• Dataset:

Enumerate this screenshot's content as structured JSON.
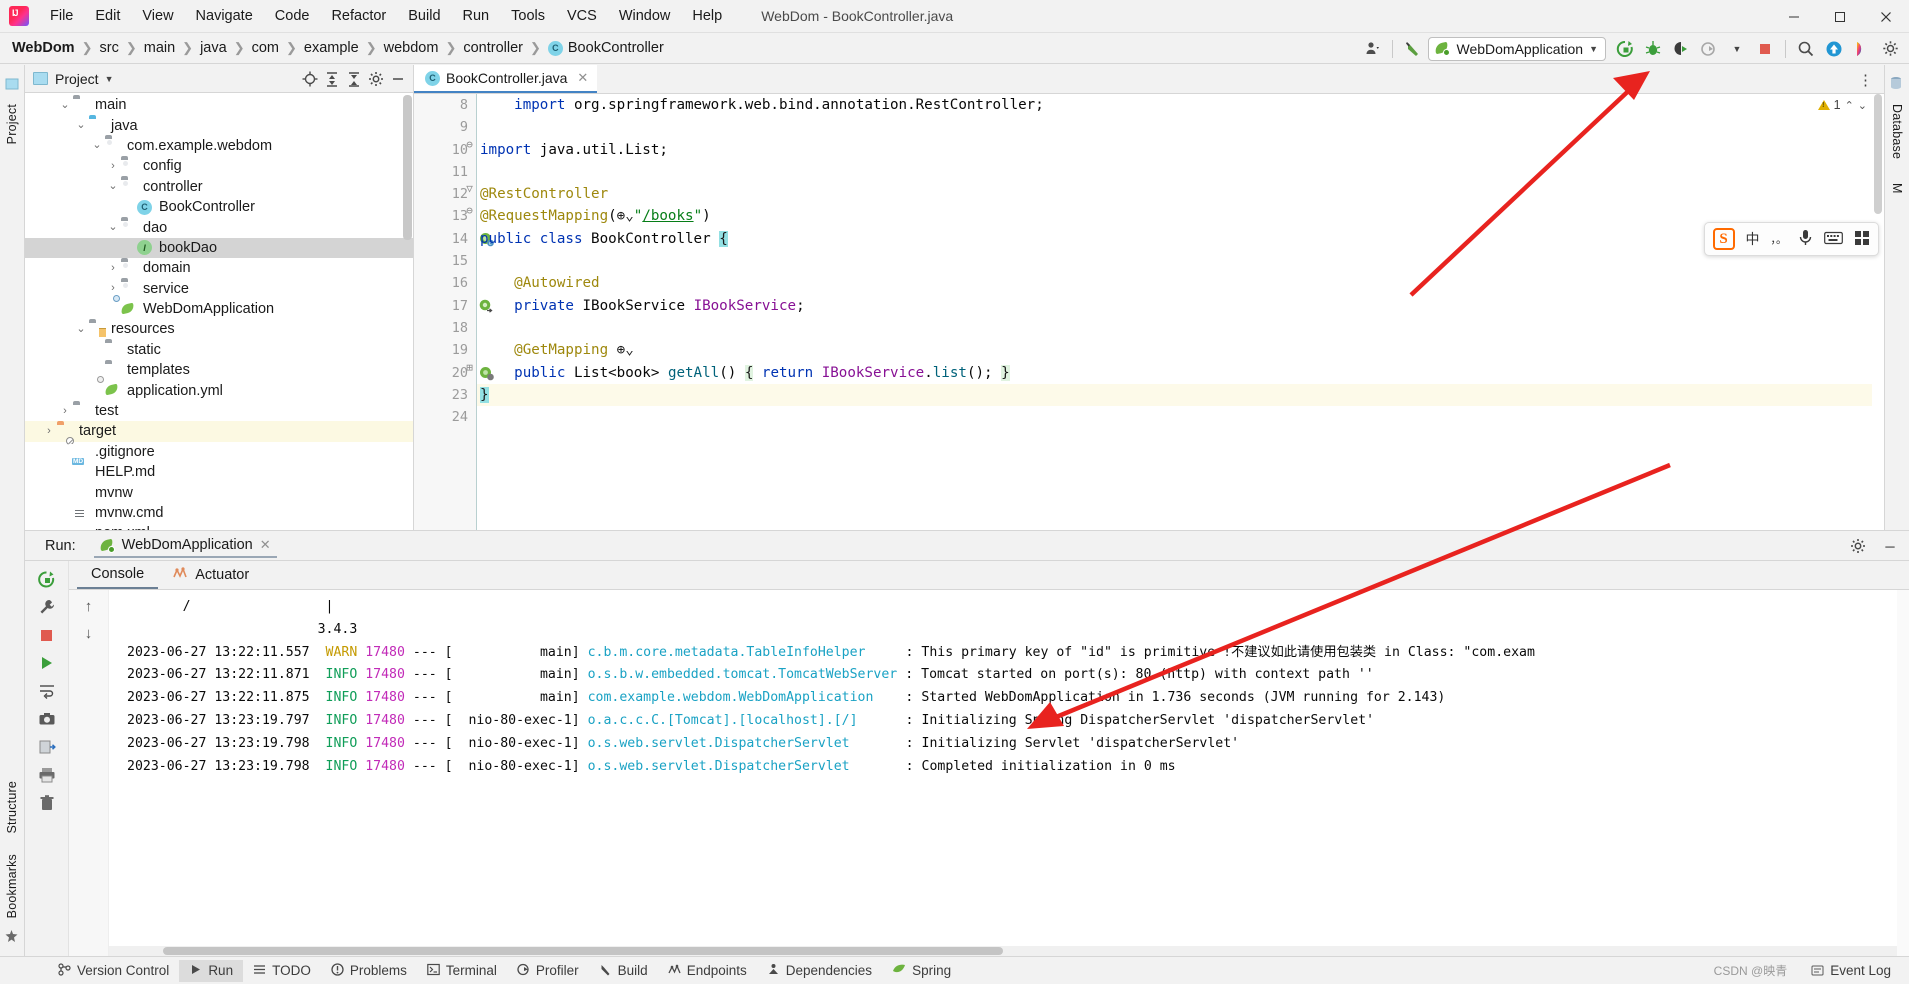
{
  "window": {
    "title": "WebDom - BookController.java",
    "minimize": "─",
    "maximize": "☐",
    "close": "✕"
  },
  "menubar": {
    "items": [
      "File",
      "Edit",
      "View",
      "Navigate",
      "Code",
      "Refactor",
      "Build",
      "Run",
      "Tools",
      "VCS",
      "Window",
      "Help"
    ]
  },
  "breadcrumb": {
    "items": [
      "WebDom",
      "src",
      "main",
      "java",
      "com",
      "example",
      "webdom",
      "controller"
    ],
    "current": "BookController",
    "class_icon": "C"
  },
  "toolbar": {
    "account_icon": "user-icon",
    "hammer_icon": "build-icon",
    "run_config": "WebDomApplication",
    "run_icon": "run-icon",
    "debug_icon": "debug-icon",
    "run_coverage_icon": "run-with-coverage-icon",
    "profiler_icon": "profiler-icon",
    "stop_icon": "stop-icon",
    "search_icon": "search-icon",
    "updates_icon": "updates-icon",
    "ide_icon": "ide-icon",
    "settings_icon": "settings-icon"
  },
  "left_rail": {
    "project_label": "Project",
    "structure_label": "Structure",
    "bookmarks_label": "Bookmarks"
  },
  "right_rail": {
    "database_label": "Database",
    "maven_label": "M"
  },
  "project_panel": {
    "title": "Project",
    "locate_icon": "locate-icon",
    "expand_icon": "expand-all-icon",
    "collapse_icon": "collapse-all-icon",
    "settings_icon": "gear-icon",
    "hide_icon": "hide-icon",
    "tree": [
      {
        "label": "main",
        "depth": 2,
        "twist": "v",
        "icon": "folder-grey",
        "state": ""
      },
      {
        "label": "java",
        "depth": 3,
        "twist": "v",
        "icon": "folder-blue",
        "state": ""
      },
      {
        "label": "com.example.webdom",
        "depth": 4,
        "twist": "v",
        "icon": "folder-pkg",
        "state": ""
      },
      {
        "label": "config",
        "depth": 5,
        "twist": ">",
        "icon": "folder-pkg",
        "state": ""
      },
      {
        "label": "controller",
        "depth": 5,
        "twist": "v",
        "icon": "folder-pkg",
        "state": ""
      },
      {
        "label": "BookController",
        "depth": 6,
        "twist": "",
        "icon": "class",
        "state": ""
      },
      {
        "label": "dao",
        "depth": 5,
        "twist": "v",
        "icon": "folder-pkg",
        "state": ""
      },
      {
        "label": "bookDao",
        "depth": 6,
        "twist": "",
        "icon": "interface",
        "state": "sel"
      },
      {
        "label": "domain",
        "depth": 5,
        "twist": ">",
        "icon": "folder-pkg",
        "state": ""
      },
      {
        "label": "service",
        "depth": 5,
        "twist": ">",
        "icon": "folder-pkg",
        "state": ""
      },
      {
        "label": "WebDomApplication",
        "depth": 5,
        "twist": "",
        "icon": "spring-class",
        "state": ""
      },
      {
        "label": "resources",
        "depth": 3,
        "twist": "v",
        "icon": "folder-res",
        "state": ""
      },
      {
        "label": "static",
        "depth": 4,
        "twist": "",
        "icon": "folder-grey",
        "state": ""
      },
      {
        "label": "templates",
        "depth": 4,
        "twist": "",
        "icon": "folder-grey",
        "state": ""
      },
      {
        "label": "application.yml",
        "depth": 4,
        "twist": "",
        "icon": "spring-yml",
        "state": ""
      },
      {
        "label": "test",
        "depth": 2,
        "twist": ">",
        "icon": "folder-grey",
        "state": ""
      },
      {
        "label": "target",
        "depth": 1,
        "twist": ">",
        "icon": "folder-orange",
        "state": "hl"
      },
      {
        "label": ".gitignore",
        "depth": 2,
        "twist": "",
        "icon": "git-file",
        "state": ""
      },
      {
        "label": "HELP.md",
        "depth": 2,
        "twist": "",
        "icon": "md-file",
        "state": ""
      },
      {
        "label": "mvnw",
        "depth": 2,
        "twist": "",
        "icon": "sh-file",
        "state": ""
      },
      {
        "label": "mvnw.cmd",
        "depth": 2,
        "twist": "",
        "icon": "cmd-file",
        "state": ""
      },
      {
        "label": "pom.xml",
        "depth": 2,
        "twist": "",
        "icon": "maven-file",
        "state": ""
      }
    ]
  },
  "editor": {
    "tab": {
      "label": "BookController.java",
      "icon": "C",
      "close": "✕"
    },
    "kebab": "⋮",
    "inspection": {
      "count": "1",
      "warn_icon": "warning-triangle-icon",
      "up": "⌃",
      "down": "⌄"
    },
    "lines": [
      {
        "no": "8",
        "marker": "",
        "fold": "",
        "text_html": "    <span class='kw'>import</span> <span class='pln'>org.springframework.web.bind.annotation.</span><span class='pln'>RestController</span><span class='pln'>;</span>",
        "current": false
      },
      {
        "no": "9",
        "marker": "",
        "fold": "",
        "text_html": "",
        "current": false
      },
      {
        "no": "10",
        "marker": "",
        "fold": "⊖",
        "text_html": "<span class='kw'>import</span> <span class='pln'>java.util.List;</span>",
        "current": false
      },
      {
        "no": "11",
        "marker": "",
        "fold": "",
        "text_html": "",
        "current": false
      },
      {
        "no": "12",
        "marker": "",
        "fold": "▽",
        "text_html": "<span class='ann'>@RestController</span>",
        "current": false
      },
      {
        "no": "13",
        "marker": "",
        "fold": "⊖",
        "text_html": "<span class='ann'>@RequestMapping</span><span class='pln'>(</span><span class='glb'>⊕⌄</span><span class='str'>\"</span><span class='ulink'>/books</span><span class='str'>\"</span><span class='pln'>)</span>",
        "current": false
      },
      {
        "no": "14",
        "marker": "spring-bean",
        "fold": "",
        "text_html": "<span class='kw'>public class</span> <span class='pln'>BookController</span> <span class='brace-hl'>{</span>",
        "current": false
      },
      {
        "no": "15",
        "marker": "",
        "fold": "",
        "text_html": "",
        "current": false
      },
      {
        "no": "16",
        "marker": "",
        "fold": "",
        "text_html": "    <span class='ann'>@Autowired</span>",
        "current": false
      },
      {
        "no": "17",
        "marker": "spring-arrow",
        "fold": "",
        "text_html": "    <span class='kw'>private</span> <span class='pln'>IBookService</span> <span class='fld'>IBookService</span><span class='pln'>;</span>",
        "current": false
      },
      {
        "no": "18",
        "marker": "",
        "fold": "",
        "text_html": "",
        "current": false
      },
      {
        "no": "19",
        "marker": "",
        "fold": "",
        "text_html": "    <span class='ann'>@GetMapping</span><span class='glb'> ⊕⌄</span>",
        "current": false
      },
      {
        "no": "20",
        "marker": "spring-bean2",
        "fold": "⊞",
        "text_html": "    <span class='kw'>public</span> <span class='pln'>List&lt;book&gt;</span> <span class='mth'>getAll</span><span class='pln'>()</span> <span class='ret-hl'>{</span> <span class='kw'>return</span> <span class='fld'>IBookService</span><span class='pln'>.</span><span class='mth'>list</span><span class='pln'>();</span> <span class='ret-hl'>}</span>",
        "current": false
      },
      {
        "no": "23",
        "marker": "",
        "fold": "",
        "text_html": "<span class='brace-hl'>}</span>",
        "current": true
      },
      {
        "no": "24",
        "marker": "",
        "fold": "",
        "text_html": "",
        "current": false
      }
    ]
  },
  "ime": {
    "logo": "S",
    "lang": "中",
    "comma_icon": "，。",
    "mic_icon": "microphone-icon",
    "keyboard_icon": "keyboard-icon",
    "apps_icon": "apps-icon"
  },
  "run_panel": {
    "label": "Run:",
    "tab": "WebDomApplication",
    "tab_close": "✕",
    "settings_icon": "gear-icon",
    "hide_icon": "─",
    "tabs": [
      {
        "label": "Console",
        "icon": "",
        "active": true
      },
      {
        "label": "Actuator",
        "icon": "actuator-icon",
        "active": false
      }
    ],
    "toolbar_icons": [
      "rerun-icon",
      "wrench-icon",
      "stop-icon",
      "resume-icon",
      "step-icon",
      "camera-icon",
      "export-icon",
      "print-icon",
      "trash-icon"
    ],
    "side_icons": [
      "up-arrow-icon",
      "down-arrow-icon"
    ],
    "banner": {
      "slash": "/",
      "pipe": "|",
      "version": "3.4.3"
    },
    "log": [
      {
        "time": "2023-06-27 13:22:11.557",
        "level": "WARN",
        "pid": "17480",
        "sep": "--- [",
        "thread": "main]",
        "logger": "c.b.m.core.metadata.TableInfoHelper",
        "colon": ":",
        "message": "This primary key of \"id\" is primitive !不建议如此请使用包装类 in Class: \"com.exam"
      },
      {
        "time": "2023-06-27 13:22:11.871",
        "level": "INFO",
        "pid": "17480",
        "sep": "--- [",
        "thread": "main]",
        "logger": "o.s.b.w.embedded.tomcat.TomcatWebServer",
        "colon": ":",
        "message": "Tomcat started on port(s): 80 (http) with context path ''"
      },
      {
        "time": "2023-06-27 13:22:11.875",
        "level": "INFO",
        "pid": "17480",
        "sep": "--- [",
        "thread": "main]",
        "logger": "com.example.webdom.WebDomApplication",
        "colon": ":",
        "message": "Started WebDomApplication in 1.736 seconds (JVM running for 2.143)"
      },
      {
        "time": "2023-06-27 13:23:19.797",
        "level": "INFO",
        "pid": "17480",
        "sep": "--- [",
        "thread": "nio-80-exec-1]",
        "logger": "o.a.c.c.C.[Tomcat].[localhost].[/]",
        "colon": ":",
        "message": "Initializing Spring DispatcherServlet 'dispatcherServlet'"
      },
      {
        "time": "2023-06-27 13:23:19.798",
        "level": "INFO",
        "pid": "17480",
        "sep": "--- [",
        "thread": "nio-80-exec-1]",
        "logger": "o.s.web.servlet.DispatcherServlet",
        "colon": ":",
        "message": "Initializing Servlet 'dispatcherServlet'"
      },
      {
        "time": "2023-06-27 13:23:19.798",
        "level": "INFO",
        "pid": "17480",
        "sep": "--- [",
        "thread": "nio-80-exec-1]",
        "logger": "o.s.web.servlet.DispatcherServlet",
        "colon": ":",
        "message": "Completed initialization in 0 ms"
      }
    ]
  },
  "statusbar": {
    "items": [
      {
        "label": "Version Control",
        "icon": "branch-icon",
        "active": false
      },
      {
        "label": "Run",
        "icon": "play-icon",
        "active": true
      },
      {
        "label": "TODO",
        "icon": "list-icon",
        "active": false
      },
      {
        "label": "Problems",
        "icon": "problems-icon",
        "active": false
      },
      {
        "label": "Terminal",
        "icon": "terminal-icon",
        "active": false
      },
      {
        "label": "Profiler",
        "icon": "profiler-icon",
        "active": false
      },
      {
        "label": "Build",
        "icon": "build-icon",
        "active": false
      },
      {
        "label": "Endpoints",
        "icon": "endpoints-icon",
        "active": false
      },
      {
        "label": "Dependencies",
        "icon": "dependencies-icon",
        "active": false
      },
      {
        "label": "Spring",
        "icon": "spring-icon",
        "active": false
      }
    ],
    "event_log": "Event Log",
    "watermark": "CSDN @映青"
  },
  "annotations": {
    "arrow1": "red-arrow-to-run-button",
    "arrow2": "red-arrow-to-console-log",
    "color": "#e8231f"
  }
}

• Exercise instructions: Look through the entries above. Extract each line with the word "title".

• Result for this exercise:
    "title": "WebDom - BookController.java",
    "title": "Project",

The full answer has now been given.